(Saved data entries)
————

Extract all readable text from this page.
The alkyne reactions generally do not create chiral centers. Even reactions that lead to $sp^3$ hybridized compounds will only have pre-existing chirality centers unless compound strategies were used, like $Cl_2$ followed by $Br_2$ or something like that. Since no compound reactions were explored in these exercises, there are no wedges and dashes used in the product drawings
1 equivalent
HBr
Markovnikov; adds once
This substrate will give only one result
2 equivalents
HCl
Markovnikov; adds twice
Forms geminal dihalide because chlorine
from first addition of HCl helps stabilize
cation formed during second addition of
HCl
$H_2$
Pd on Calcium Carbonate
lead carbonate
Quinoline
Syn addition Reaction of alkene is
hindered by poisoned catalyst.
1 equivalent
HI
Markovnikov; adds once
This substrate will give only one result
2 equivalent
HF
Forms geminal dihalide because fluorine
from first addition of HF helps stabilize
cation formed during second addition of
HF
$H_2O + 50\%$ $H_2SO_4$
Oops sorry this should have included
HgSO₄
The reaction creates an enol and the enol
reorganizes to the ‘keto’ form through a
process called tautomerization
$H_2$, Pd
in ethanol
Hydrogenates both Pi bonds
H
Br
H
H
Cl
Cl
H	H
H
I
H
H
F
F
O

————

(WORK TO BE COMPLETED) From the entries, report each line that includes the word "addition".

(EXPECTED ANSWER)
from first addition of HCl helps stabilize
cation formed during second addition of
Syn addition Reaction of alkene is
from first addition of HF helps stabilize
cation formed during second addition of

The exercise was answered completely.